[Start of Input for this task]
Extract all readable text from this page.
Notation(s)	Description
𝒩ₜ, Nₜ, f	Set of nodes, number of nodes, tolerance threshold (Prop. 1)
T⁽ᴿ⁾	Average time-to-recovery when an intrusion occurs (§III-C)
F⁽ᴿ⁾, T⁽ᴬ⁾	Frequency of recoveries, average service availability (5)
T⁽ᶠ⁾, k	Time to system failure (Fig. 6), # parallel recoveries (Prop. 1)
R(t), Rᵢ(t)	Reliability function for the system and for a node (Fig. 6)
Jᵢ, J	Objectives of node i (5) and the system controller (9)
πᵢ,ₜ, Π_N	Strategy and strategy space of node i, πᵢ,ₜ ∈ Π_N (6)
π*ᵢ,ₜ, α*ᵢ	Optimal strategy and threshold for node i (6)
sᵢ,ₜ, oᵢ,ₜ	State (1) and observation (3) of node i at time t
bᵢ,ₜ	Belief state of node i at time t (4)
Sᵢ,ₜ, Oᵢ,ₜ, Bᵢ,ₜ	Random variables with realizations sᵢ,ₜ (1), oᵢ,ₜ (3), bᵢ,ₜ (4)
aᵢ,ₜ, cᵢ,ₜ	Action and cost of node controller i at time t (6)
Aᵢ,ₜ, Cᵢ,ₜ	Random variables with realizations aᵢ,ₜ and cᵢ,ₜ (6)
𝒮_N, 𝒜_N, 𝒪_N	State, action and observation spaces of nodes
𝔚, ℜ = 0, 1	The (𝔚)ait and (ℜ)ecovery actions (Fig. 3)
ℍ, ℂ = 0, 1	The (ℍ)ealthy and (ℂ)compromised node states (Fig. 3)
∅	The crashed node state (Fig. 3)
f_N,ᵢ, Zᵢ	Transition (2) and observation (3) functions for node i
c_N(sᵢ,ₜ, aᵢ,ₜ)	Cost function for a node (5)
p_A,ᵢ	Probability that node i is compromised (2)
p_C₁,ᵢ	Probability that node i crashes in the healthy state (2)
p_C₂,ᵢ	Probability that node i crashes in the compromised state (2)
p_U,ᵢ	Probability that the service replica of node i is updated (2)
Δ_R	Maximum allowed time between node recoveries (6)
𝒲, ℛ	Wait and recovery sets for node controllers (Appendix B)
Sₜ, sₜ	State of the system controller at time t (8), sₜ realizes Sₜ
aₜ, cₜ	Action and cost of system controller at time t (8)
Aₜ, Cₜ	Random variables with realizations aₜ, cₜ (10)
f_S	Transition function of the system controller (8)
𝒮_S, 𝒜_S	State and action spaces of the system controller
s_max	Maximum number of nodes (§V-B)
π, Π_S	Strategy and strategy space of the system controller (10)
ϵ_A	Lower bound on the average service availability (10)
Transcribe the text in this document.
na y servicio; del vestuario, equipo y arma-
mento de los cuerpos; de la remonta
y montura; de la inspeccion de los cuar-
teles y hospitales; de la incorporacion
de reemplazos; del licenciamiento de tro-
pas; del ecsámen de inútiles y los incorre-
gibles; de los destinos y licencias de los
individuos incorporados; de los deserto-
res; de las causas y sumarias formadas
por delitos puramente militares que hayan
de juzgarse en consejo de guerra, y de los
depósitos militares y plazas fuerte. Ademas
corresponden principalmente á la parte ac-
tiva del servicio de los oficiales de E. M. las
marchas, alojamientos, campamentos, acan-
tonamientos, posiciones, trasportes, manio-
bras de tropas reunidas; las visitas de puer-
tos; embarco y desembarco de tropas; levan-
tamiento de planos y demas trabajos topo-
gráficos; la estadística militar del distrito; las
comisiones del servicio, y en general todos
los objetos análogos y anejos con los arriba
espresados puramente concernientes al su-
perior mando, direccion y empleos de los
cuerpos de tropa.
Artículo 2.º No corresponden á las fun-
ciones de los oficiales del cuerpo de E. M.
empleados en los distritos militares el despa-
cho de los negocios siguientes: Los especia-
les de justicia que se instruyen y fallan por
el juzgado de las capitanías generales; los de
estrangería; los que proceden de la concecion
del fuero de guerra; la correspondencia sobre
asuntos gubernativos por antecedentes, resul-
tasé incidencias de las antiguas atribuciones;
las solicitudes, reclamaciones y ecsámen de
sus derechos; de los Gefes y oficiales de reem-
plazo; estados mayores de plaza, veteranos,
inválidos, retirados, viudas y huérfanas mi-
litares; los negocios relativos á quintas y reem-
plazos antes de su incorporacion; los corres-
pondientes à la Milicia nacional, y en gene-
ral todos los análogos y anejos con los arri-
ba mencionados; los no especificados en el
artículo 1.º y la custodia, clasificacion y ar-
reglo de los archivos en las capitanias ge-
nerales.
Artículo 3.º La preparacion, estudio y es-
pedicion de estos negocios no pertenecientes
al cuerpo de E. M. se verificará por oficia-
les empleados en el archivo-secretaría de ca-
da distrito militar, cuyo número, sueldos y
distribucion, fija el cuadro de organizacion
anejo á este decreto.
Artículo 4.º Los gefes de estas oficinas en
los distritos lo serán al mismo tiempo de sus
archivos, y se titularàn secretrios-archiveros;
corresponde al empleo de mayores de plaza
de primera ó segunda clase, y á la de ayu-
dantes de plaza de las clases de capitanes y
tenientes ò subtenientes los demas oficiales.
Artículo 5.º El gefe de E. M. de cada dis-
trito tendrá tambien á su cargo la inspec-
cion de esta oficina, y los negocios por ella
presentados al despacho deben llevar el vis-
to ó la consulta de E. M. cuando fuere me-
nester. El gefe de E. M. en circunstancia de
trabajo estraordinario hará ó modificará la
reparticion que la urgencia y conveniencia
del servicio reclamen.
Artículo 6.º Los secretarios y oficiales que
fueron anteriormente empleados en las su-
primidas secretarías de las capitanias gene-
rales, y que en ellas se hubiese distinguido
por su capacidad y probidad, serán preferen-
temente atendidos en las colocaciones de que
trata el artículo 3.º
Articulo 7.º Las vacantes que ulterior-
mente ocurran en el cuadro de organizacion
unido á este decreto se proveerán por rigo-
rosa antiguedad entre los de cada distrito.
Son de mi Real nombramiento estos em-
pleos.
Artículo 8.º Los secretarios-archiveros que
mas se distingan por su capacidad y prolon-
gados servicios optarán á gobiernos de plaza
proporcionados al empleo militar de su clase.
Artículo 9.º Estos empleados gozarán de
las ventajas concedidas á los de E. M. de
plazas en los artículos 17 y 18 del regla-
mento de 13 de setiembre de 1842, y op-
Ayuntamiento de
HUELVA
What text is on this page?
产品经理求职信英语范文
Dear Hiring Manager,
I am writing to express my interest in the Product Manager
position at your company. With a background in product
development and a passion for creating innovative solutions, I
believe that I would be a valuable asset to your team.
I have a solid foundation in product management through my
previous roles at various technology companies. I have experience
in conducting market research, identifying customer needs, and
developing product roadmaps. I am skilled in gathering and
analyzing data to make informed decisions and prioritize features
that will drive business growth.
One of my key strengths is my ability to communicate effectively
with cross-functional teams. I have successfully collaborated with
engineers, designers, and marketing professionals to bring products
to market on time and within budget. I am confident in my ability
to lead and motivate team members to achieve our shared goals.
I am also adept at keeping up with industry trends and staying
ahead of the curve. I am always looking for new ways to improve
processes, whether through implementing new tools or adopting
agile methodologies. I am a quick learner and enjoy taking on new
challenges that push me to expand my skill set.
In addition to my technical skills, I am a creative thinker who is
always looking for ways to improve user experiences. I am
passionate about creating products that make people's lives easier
[End of Input for this task]
Task description ▸ For each line of the listing that holds the word "through", show that line.

Solution for this task ▸
I have a solid foundation in product management through my
processes, whether through implementing new tools or adopting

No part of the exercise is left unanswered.